### [Stated task]
Lift every line from the entries that includes the word "Mühlhausen".

— START Dataset content —

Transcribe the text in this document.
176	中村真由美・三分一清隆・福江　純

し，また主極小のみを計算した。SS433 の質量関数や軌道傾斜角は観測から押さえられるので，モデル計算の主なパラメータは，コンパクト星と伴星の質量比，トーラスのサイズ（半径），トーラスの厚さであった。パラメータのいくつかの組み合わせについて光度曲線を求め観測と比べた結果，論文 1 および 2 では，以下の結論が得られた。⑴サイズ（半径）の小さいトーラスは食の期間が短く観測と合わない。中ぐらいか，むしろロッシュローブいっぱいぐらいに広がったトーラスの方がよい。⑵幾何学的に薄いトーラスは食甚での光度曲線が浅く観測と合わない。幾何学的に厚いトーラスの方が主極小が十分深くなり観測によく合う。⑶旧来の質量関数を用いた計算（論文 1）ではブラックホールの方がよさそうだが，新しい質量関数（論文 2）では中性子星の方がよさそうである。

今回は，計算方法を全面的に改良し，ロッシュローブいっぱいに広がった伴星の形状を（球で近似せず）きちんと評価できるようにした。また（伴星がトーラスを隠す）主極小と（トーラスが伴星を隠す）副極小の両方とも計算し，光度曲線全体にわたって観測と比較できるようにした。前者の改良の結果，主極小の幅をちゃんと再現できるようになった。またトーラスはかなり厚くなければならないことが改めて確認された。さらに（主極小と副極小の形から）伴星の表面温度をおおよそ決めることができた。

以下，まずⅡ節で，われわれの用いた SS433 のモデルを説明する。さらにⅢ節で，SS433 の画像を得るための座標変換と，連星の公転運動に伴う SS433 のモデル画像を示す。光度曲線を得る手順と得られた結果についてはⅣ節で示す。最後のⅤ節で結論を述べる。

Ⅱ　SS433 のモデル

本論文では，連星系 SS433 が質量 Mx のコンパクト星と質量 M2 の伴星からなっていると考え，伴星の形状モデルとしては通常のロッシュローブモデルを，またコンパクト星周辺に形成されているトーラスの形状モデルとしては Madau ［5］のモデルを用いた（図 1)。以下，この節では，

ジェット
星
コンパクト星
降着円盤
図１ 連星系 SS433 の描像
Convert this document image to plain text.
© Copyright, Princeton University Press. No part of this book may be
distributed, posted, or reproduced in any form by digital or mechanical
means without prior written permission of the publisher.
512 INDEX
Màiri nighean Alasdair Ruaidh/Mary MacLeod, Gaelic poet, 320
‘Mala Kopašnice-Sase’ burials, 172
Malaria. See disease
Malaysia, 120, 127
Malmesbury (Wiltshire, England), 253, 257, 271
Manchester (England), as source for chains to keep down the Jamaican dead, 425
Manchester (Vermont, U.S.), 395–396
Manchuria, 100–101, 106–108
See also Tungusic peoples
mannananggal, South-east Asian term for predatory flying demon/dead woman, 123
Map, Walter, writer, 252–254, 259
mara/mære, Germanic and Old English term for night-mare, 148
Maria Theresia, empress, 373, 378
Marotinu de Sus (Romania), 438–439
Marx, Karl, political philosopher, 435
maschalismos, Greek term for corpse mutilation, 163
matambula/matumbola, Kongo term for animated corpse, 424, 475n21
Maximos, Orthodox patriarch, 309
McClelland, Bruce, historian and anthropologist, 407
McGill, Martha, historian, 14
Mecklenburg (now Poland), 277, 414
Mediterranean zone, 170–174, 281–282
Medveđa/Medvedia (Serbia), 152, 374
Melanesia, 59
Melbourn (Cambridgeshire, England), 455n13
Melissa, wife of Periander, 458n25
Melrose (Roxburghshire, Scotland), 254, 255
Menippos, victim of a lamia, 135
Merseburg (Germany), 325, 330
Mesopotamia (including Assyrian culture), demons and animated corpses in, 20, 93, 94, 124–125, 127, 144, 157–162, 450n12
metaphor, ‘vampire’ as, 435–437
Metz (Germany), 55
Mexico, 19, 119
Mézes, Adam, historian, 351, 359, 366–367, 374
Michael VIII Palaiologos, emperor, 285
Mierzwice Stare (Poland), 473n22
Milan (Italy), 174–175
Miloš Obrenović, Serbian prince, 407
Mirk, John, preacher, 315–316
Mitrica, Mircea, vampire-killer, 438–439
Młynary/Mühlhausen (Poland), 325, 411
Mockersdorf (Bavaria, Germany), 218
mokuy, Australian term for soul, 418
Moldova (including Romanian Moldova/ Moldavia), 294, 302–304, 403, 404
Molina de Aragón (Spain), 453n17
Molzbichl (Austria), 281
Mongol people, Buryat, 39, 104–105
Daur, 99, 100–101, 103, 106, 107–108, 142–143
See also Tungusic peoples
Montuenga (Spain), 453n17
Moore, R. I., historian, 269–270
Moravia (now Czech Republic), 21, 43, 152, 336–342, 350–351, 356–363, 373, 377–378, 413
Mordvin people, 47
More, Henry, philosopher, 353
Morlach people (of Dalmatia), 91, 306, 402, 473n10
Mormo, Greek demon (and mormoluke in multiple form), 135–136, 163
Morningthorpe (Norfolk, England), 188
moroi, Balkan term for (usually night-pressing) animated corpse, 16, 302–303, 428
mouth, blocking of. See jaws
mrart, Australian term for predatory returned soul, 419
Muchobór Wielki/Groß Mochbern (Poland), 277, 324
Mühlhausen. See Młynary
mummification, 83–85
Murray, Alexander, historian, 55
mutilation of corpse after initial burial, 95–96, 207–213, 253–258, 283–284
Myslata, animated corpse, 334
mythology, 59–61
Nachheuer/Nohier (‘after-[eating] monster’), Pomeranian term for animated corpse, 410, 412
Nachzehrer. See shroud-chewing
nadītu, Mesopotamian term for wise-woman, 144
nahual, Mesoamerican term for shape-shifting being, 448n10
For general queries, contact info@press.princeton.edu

— END Dataset content —

### [Response to the exercise]
Młynary/Mühlhausen (Poland), 325, 411
Mühlhausen. See Młynary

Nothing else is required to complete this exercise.